-------- Records to use --------

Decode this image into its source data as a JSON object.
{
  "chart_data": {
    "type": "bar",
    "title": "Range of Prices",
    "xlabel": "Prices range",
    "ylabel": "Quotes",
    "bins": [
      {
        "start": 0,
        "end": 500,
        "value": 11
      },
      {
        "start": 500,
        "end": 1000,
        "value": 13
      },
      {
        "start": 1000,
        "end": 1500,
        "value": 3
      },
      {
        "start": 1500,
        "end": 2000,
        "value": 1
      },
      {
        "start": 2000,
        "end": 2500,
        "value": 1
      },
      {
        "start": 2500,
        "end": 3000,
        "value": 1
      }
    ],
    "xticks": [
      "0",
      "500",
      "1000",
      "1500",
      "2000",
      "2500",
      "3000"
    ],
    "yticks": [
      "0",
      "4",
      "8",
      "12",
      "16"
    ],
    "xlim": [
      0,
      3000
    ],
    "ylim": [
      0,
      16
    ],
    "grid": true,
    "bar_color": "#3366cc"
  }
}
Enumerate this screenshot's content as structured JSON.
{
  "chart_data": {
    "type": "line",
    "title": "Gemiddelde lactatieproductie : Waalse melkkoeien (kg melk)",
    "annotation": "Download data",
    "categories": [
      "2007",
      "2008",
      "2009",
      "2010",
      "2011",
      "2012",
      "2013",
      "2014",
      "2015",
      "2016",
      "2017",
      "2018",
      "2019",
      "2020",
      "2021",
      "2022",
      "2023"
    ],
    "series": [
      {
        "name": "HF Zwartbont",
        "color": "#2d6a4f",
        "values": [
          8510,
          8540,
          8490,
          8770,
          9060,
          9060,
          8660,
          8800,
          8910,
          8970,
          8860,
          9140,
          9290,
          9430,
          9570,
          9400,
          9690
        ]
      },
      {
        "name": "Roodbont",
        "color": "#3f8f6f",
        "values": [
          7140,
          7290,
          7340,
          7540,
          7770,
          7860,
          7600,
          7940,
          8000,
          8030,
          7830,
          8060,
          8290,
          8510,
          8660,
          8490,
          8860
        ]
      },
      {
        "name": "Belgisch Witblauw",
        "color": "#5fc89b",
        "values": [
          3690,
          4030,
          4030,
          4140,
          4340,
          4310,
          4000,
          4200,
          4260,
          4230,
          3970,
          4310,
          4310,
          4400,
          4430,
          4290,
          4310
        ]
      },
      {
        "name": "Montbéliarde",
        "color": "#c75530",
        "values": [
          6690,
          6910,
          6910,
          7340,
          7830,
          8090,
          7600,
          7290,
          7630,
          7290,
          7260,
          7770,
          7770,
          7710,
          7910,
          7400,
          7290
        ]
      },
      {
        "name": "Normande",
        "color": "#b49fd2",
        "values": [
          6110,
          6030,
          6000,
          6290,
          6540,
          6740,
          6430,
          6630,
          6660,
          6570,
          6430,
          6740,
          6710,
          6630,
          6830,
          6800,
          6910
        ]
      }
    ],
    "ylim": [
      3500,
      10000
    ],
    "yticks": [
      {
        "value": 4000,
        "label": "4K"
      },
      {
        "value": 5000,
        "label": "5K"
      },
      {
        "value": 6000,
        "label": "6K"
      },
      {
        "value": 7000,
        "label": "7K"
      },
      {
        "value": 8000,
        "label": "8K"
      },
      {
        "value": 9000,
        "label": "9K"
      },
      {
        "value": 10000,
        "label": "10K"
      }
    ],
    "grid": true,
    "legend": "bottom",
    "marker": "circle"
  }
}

--------

> Task to carry out: Out of the material above, select every line that holds the string "start".

> Result of this task:
        "start": 0,
        "start": 500,
        "start": 1000,
        "start": 1500,
        "start": 2000,
        "start": 2500,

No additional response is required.